* QUESTIONS TO ANSWER
(a) According to the Cooper's Hawk text, what share of the more than 300 skeletons examined showed healed fractures in the chest bones?
(b) Carry the Cooper's Hawk text forward from its last sentence, keeping the same subject and tone.

+++ TEXT UNDER STUDY

The Cooper’s Hawk occur in various types of mixed deciduous forests and open woodlands, including small woodlots, riparian woodlands in dry country, open and pinyon woodlands, and forested mountainous regions and also now nests in many cities.They were once thought to be adverse to cities and towns, but are now fairly common urban and suburban birds. The cities provide plenty Rock Pigeon and Mourning Dove for the Cooper’s Hawk to prey on.

Feeding:

These birds capture prey from cover or while flying quickly through dense vegetation, relying almost totally on surprise. One study showed that this is a quite dangerous hunting style. More than 300 Cooper’s Hawk skeletons were investigated and 23% revealed healed fractures in the bones of the chest. Cooper's Hawks prey almost exclusively on small to mid-sized birds. Typical prey species include American Robins, other thrushes, jays, woodpeckers, European Starlings, quail, icterids, cuckoos, pigeons and doves. Birds preyed on can range in size from wood-warblers to Ring-necked Pheasants. They may also prey upon the raptor American Kestrel and other smaller raptors, including their cousin the Sharp-shinned Hawk.

++++++
+++ EXERCISE DATA

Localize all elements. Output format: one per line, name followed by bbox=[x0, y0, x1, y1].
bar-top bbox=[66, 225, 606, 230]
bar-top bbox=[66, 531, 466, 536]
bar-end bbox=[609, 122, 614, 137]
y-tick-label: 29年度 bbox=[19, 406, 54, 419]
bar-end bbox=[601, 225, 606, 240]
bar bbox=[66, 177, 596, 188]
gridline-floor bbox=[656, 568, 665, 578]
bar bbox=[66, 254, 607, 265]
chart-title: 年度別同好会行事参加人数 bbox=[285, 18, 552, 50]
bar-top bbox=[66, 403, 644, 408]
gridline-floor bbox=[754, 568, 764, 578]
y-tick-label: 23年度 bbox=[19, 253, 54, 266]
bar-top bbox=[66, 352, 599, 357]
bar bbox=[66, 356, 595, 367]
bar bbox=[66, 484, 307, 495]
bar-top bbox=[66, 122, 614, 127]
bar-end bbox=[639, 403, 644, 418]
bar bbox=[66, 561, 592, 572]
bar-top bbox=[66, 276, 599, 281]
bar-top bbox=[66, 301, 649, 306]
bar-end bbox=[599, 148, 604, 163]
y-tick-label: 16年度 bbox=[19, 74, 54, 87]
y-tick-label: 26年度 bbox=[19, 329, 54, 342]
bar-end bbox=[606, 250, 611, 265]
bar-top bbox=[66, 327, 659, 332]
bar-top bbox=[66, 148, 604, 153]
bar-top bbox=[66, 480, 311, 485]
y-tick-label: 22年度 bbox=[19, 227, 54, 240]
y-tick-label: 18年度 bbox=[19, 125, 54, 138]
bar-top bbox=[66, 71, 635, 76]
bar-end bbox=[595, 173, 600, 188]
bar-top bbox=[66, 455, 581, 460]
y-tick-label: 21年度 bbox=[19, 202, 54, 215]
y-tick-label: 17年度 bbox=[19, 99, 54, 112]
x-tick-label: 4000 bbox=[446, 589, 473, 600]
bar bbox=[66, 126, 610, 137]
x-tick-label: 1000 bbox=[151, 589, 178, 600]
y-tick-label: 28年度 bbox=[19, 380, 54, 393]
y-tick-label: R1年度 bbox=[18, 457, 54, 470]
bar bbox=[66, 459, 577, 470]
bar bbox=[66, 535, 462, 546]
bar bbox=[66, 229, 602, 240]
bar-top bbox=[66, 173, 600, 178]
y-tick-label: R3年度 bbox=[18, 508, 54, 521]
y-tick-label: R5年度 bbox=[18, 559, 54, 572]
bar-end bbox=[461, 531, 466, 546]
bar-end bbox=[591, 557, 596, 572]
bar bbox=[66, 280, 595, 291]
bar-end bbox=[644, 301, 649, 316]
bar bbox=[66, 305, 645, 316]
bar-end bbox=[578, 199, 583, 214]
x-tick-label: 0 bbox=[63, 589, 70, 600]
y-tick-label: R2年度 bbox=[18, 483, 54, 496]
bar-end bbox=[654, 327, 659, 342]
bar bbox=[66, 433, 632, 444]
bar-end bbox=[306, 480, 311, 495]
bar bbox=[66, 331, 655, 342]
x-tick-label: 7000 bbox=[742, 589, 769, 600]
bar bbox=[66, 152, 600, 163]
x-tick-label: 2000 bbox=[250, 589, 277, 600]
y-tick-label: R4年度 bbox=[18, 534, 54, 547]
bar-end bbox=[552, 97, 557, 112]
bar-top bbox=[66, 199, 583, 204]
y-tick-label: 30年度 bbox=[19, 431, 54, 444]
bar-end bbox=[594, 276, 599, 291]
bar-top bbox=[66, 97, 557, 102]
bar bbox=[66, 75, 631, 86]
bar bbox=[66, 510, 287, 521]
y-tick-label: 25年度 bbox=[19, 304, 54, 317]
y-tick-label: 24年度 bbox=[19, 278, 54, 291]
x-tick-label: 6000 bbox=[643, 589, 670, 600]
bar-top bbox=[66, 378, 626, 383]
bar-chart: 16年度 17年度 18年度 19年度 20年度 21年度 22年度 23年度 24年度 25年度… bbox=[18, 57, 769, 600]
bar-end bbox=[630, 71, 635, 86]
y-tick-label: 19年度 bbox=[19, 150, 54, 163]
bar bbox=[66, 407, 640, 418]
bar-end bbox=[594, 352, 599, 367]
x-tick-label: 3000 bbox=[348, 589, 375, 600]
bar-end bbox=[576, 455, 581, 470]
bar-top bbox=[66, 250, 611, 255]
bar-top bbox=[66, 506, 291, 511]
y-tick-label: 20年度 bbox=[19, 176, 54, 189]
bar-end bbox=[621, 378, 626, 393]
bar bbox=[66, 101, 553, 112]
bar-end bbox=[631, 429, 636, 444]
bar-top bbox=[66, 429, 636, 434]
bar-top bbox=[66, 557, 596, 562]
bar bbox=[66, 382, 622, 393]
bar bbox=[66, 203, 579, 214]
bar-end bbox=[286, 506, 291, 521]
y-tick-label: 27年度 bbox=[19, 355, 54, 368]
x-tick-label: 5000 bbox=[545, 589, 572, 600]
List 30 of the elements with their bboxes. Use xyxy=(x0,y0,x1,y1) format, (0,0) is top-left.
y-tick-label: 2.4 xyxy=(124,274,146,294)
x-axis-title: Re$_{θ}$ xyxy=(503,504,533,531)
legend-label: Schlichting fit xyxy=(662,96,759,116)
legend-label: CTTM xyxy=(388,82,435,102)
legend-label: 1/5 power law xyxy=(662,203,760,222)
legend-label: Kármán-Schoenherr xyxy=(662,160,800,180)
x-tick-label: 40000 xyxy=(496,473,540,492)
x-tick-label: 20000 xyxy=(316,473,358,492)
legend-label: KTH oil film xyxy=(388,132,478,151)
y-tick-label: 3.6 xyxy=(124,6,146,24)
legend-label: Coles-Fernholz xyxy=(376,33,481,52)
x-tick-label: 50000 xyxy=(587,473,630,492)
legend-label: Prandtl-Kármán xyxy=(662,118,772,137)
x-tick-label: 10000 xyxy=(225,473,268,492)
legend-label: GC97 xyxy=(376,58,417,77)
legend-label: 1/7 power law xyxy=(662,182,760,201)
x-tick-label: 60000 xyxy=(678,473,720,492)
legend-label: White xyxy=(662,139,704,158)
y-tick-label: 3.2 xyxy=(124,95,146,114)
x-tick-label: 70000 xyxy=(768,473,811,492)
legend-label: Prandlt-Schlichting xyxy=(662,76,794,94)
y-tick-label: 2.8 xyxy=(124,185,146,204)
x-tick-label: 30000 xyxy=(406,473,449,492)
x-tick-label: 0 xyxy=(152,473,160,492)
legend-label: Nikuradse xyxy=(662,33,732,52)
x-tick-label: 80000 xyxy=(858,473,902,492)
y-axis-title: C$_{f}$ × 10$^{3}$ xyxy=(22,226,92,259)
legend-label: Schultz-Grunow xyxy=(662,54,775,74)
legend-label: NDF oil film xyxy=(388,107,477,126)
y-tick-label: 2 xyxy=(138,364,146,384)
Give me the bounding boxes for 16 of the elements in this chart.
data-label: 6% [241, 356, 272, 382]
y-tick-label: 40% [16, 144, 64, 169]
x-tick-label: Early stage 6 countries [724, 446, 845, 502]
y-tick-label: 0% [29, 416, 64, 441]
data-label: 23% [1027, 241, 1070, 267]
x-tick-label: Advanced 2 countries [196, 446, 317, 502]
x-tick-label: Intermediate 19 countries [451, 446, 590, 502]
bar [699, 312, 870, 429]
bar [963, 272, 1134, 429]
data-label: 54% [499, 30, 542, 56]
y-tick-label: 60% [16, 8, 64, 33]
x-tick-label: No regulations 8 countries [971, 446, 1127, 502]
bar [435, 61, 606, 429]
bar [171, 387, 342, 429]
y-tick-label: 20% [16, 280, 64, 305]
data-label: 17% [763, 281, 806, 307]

++++++

* REPLIES
(a) 23%

(b)
 They have been known to rob nests and may supplement their diet with small mammals such as chipmunks, hares, mice, squirrels, and bats. Even more rarely, they may predate on lizards, frogs, or snakes. It normally catches its prey with its feet and kills it by repeatedly squeezing it and holding it away from its body until it dies. They have also been seen drowning their prey, holding it underwater until it stops moving.The hawks, in addition, often pluck the feathers off their prey on a post or other perch. They have been increasingly seen hunting smaller songbirds in backyards with feeders. They will perch in trees overlooking the feeders, then swoop down and scatter the other birds in order to capture one in flight. These hawks can also pursue their prey on the ground by half running and half flying.

Courtship and breeding :

Cooper’s hawks are monogamous and mate for life. Their breeding habitats are forested areas. The breeding pair builds a stick nest in large trees. Over a two week period the pair builds the nest. The nests are piles of sticks around 27 inches in diameter and 6- 17 inches high with a cup- shaped depression in the middle that is 8 inches across and 4 inches deep. Their nests are built in pines, oaks, Douglas- firs, beeches, spruces, and other tree species usually on flat ground rather than on a hillside. The nests typically are about 25–50 feet high off the ground, halfway up the tree, and out on a horizontal branch. The clutch size is usually 3 to 5 eggs. The cobalt-blue eggs average about 1.9 x 1.5 in. and weigh about 1.5 oz. The female incubates the eggs between 30 to 36 days. The hatchlings are about,  1 oz. and 3.8 in. long and are completely covered in white down. They are brooded for about two weeks by the female, while her mate forages for food. The fledging stage is reached at 25 to 34 days of age, though the offspring will return to the nest to be fed until they become independent around 8 weeks. Eggs and nestlings are preyed on, rarely, by raccoons, crows as well as other competing Cooper's Hawks. Adults rarely fall prey to larger raptors.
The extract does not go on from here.